What needs to be done:
Quote all of the data below exactly, please.

Dataset items:
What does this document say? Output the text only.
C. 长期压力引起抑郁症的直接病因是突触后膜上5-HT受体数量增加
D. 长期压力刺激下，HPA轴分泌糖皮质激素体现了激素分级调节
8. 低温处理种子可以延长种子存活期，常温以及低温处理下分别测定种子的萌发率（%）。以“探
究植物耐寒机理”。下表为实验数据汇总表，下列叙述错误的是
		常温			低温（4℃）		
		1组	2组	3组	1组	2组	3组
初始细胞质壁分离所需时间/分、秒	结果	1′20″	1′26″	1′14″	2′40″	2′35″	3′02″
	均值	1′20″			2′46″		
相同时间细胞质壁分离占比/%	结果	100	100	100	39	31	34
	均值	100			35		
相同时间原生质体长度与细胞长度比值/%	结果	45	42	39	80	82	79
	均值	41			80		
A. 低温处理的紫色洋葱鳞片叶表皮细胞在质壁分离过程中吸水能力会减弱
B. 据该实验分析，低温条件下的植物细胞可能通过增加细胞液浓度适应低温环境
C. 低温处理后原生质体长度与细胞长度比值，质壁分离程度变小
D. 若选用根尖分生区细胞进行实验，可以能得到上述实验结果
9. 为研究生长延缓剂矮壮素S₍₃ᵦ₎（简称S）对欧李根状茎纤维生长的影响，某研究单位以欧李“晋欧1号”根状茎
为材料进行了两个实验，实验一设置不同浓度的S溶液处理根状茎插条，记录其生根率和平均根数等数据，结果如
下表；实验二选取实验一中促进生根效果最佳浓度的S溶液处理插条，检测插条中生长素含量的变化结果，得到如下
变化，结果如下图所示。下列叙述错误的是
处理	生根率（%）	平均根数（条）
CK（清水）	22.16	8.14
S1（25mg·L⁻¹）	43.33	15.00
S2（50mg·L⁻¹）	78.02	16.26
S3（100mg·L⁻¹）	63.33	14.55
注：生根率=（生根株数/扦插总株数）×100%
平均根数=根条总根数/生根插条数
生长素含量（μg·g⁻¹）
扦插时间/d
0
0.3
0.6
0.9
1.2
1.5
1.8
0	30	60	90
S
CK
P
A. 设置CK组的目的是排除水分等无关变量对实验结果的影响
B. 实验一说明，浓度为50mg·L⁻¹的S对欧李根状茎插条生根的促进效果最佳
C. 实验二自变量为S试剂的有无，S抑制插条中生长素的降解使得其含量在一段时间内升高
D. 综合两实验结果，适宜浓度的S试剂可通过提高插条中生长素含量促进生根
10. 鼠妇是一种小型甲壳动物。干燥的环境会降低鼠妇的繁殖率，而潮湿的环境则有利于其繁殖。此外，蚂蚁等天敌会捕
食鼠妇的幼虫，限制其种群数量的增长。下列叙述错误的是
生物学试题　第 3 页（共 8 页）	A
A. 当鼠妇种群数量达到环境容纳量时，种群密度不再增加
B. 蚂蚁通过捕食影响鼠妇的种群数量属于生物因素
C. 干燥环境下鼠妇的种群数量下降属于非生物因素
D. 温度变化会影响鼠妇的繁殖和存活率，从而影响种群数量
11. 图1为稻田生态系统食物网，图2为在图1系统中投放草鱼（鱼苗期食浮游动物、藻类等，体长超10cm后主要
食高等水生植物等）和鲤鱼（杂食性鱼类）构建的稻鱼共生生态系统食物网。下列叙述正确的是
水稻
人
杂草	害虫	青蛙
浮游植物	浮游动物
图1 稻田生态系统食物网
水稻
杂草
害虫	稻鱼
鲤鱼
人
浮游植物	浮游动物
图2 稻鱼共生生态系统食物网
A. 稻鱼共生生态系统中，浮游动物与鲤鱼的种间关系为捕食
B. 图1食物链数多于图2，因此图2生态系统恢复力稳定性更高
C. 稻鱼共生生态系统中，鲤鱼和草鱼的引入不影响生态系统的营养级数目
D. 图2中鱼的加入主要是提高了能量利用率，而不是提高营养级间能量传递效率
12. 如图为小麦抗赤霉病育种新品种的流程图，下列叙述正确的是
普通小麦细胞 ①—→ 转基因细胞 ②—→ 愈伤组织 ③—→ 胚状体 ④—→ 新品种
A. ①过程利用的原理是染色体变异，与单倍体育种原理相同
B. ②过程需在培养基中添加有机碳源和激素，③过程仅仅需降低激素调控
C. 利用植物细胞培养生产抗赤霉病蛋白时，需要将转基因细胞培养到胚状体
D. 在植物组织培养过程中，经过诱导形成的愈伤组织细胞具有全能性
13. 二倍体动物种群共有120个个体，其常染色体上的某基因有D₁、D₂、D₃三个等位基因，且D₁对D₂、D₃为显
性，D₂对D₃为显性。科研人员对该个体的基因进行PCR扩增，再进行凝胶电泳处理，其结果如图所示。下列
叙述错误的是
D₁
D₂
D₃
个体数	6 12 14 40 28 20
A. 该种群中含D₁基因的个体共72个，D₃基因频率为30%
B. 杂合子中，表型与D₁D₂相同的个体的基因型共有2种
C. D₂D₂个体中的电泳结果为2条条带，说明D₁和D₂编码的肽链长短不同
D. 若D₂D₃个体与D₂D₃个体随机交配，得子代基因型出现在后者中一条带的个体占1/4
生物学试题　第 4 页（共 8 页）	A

Written answer:
What does this document say? Output the text only.
C. 长期压力引起抑郁症的直接病因是突触后膜上5-HT受体数量增加
D. 长期压力刺激下，HPA轴分泌糖皮质激素体现了激素分级调节
8. 低温处理种子可以延长种子存活期，常温以及低温处理下分别测定种子的萌发率（%）。以“探
究植物耐寒机理”。下表为实验数据汇总表，下列叙述错误的是
		常温			低温（4℃）		
		1组	2组	3组	1组	2组	3组
初始细胞质壁分离所需时间/分、秒	结果	1′20″	1′26″	1′14″	2′40″	2′35″	3′02″
	均值	1′20″			2′46″		
相同时间细胞质壁分离占比/%	结果	100	100	100	39	31	34
	均值	100			35		
相同时间原生质体长度与细胞长度比值/%	结果	45	42	39	80	82	79
	均值	41			80		
A. 低温处理的紫色洋葱鳞片叶表皮细胞在质壁分离过程中吸水能力会减弱
B. 据该实验分析，低温条件下的植物细胞可能通过增加细胞液浓度适应低温环境
C. 低温处理后原生质体长度与细胞长度比值，质壁分离程度变小
D. 若选用根尖分生区细胞进行实验，可以能得到上述实验结果
9. 为研究生长延缓剂矮壮素S₍₃ᵦ₎（简称S）对欧李根状茎纤维生长的影响，某研究单位以欧李“晋欧1号”根状茎
为材料进行了两个实验，实验一设置不同浓度的S溶液处理根状茎插条，记录其生根率和平均根数等数据，结果如
下表；实验二选取实验一中促进生根效果最佳浓度的S溶液处理插条，检测插条中生长素含量的变化结果，得到如下
变化，结果如下图所示。下列叙述错误的是
处理	生根率（%）	平均根数（条）
CK（清水）	22.16	8.14
S1（25mg·L⁻¹）	43.33	15.00
S2（50mg·L⁻¹）	78.02	16.26
S3（100mg·L⁻¹）	63.33	14.55
注：生根率=（生根株数/扦插总株数）×100%
平均根数=根条总根数/生根插条数
生长素含量（μg·g⁻¹）
扦插时间/d
0
0.3
0.6
0.9
1.2
1.5
1.8
0	30	60	90
S
CK
P
A. 设置CK组的目的是排除水分等无关变量对实验结果的影响
B. 实验一说明，浓度为50mg·L⁻¹的S对欧李根状茎插条生根的促进效果最佳
C. 实验二自变量为S试剂的有无，S抑制插条中生长素的降解使得其含量在一段时间内升高
D. 综合两实验结果，适宜浓度的S试剂可通过提高插条中生长素含量促进生根
10. 鼠妇是一种小型甲壳动物。干燥的环境会降低鼠妇的繁殖率，而潮湿的环境则有利于其繁殖。此外，蚂蚁等天敌会捕
食鼠妇的幼虫，限制其种群数量的增长。下列叙述错误的是
生物学试题　第 3 页（共 8 页）	A
A. 当鼠妇种群数量达到环境容纳量时，种群密度不再增加
B. 蚂蚁通过捕食影响鼠妇的种群数量属于生物因素
C. 干燥环境下鼠妇的种群数量下降属于非生物因素
D. 温度变化会影响鼠妇的繁殖和存活率，从而影响种群数量
11. 图1为稻田生态系统食物网，图2为在图1系统中投放草鱼（鱼苗期食浮游动物、藻类等，体长超10cm后主要
食高等水生植物等）和鲤鱼（杂食性鱼类）构建的稻鱼共生生态系统食物网。下列叙述正确的是
水稻
人
杂草	害虫	青蛙
浮游植物	浮游动物
图1 稻田生态系统食物网
水稻
杂草
害虫	稻鱼
鲤鱼
人
浮游植物	浮游动物
图2 稻鱼共生生态系统食物网
A. 稻鱼共生生态系统中，浮游动物与鲤鱼的种间关系为捕食
B. 图1食物链数多于图2，因此图2生态系统恢复力稳定性更高
C. 稻鱼共生生态系统中，鲤鱼和草鱼的引入不影响生态系统的营养级数目
D. 图2中鱼的加入主要是提高了能量利用率，而不是提高营养级间能量传递效率
12. 如图为小麦抗赤霉病育种新品种的流程图，下列叙述正确的是
普通小麦细胞 ①—→ 转基因细胞 ②—→ 愈伤组织 ③—→ 胚状体 ④—→ 新品种
A. ①过程利用的原理是染色体变异，与单倍体育种原理相同
B. ②过程需在培养基中添加有机碳源和激素，③过程仅仅需降低激素调控
C. 利用植物细胞培养生产抗赤霉病蛋白时，需要将转基因细胞培养到胚状体
D. 在植物组织培养过程中，经过诱导形成的愈伤组织细胞具有全能性
13. 二倍体动物种群共有120个个体，其常染色体上的某基因有D₁、D₂、D₃三个等位基因，且D₁对D₂、D₃为显
性，D₂对D₃为显性。科研人员对该个体的基因进行PCR扩增，再进行凝胶电泳处理，其结果如图所示。下列
叙述错误的是
D₁
D₂
D₃
个体数	6 12 14 40 28 20
A. 该种群中含D₁基因的个体共72个，D₃基因频率为30%
B. 杂合子中，表型与D₁D₂相同的个体的基因型共有2种
C. D₂D₂个体中的电泳结果为2条条带，说明D₁和D₂编码的肽链长短不同
D. 若D₂D₃个体与D₂D₃个体随机交配，得子代基因型出现在后者中一条带的个体占1/4
生物学试题　第 4 页（共 8 页）	A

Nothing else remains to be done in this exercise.